* _TASK_
Below are the records; copy each line in them that holds the word "这电话嗖的就给打过来了".

* _Extracted data entries_
▬▬▬▬▬▬
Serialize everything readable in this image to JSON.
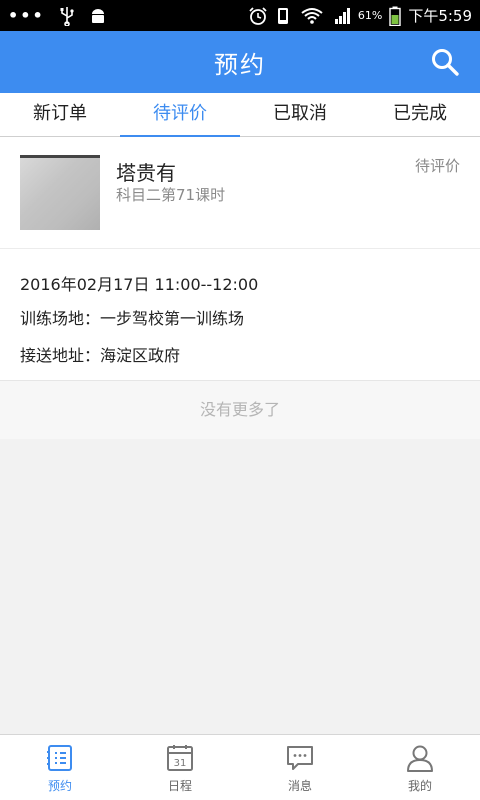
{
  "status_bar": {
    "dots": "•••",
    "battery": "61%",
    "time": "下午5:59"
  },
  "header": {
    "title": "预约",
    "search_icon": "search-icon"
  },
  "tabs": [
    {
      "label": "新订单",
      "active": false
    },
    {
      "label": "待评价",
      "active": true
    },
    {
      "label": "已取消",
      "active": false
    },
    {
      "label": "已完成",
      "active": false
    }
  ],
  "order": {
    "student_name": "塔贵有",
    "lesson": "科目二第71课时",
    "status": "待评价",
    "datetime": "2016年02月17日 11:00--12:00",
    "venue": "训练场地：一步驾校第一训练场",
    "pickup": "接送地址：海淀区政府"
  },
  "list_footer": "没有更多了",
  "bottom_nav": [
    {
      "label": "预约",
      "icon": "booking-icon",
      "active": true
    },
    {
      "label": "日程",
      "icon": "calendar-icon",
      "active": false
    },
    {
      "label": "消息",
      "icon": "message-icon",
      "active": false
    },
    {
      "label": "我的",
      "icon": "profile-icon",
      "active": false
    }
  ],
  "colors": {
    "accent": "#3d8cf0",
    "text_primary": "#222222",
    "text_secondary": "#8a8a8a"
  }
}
▬▬▬▬▬▬
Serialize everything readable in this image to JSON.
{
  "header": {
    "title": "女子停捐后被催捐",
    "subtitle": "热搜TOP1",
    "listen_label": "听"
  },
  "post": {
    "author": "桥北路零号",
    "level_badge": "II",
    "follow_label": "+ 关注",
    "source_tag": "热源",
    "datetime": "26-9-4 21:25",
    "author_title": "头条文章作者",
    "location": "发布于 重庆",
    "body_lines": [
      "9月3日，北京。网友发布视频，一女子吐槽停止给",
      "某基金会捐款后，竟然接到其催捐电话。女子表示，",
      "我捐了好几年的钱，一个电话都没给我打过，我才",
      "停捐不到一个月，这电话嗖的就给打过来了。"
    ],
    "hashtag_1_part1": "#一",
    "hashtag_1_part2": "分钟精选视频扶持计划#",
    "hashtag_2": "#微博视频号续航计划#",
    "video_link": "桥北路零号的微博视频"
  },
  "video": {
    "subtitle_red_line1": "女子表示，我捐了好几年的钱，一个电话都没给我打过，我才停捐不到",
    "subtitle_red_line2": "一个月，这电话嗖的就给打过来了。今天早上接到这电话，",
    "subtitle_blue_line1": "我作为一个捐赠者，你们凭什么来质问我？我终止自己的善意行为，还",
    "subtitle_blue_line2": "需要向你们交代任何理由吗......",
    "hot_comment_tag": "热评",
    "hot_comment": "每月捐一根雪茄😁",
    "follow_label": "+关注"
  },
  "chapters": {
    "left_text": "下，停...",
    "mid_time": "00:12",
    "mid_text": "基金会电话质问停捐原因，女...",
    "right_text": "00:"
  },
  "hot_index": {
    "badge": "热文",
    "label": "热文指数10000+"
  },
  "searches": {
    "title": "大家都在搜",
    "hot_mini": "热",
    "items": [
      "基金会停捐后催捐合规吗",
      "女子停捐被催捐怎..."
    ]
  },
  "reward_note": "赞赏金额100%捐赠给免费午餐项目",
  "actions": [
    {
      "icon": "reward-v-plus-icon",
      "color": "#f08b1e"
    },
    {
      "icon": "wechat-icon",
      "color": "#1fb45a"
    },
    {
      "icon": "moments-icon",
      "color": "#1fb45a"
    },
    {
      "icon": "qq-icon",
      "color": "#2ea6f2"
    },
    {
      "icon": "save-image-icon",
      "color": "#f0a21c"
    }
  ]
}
▬▬▬▬▬▬
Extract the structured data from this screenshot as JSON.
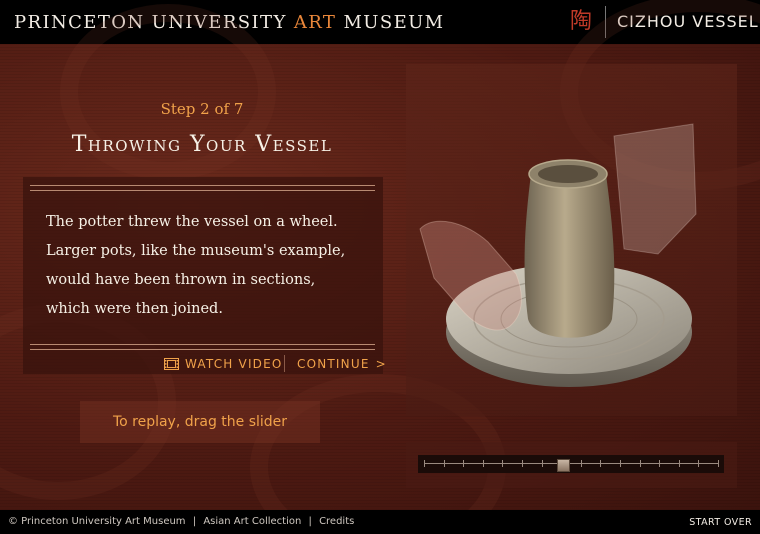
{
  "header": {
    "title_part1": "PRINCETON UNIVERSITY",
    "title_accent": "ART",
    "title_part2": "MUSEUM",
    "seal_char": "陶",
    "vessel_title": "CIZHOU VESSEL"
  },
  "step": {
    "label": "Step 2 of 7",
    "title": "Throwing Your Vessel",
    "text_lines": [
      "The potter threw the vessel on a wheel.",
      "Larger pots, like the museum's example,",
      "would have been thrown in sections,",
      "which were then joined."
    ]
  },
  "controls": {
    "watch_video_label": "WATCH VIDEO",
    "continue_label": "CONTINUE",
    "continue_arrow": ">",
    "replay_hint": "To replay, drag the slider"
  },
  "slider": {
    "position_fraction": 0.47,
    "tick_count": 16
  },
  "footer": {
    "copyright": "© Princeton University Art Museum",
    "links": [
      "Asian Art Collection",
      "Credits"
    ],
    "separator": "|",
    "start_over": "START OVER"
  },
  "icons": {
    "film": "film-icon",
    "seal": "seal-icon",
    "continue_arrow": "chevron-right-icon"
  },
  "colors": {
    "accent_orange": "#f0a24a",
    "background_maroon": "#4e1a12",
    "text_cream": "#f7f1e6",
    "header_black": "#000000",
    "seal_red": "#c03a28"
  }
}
▬▬▬▬▬▬
* _CORRECT RESULT_
      "停捐不到一个月，这电话嗖的就给打过来了。"
    "subtitle_red_line2": "一个月，这电话嗖的就给打过来了。今天早上接到这电话，",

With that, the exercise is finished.